● **PROBLEM STATEMENT**
Copy each line exactly.
==== TASK MATERIAL
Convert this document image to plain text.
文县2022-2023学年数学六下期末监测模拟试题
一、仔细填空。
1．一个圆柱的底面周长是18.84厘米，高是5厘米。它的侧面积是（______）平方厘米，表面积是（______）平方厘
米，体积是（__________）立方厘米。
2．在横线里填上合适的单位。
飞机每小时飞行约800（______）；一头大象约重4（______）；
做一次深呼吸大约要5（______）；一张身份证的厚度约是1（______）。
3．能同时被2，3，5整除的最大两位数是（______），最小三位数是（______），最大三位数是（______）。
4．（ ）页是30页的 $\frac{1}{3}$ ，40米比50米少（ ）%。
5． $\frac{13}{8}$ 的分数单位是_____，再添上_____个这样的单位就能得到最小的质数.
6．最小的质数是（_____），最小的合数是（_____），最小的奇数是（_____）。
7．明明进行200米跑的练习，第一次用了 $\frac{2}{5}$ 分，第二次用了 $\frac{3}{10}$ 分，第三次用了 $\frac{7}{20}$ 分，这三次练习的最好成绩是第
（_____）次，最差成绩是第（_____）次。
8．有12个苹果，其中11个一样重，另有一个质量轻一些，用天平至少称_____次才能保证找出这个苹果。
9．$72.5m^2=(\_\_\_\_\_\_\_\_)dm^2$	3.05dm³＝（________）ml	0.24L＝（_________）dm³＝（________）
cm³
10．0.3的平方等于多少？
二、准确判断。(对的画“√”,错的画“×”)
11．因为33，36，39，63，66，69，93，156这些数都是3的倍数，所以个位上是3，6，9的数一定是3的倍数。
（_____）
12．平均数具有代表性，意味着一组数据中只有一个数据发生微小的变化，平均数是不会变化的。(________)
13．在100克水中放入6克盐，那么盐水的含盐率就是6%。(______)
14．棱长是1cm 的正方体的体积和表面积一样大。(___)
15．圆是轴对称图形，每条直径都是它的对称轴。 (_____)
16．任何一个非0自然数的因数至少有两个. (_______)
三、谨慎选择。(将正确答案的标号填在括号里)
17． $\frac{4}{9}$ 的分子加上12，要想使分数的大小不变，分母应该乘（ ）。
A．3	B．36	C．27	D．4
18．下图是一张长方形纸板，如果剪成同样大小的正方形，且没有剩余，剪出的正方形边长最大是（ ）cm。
========
● **SOLVED EXERCISE**
Convert this document image to plain text.
文县2022-2023学年数学六下期末监测模拟试题
一、仔细填空。
1．一个圆柱的底面周长是18.84厘米，高是5厘米。它的侧面积是（______）平方厘米，表面积是（______）平方厘
米，体积是（__________）立方厘米。
2．在横线里填上合适的单位。
飞机每小时飞行约800（______）；一头大象约重4（______）；
做一次深呼吸大约要5（______）；一张身份证的厚度约是1（______）。
3．能同时被2，3，5整除的最大两位数是（______），最小三位数是（______），最大三位数是（______）。
4．（ ）页是30页的 $\frac{1}{3}$ ，40米比50米少（ ）%。
5． $\frac{13}{8}$ 的分数单位是_____，再添上_____个这样的单位就能得到最小的质数.
6．最小的质数是（_____），最小的合数是（_____），最小的奇数是（_____）。
7．明明进行200米跑的练习，第一次用了 $\frac{2}{5}$ 分，第二次用了 $\frac{3}{10}$ 分，第三次用了 $\frac{7}{20}$ 分，这三次练习的最好成绩是第
（_____）次，最差成绩是第（_____）次。
8．有12个苹果，其中11个一样重，另有一个质量轻一些，用天平至少称_____次才能保证找出这个苹果。
9．$72.5m^2=(\_\_\_\_\_\_\_\_)dm^2$	3.05dm³＝（________）ml	0.24L＝（_________）dm³＝（________）
cm³
10．0.3的平方等于多少？
二、准确判断。(对的画“√”,错的画“×”)
11．因为33，36，39，63，66，69，93，156这些数都是3的倍数，所以个位上是3，6，9的数一定是3的倍数。
（_____）
12．平均数具有代表性，意味着一组数据中只有一个数据发生微小的变化，平均数是不会变化的。(________)
13．在100克水中放入6克盐，那么盐水的含盐率就是6%。(______)
14．棱长是1cm 的正方体的体积和表面积一样大。(___)
15．圆是轴对称图形，每条直径都是它的对称轴。 (_____)
16．任何一个非0自然数的因数至少有两个. (_______)
三、谨慎选择。(将正确答案的标号填在括号里)
17． $\frac{4}{9}$ 的分子加上12，要想使分数的大小不变，分母应该乘（ ）。
A．3	B．36	C．27	D．4
18．下图是一张长方形纸板，如果剪成同样大小的正方形，且没有剩余，剪出的正方形边长最大是（ ）cm。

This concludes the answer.